* _What you should do_
Provide only the number of lines in the data below that contain the word "text".

* _Data listing_
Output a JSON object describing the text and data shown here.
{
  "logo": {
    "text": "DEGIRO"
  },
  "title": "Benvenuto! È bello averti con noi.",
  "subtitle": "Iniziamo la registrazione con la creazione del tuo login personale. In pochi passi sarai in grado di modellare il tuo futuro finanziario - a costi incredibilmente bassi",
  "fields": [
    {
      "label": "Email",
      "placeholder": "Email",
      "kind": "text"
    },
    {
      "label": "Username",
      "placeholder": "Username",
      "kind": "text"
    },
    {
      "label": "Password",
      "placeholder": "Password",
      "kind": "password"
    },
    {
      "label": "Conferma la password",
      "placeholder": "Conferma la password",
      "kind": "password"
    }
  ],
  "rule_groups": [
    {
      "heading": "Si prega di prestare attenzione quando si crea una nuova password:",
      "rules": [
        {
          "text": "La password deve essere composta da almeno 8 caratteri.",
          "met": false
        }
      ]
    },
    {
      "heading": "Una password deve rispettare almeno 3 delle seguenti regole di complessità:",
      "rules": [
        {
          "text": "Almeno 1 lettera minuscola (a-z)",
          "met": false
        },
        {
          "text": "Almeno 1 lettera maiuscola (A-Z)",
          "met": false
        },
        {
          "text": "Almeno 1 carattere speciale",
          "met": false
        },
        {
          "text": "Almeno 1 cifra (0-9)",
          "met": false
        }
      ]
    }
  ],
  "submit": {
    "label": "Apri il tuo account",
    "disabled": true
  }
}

* _Answer below_
9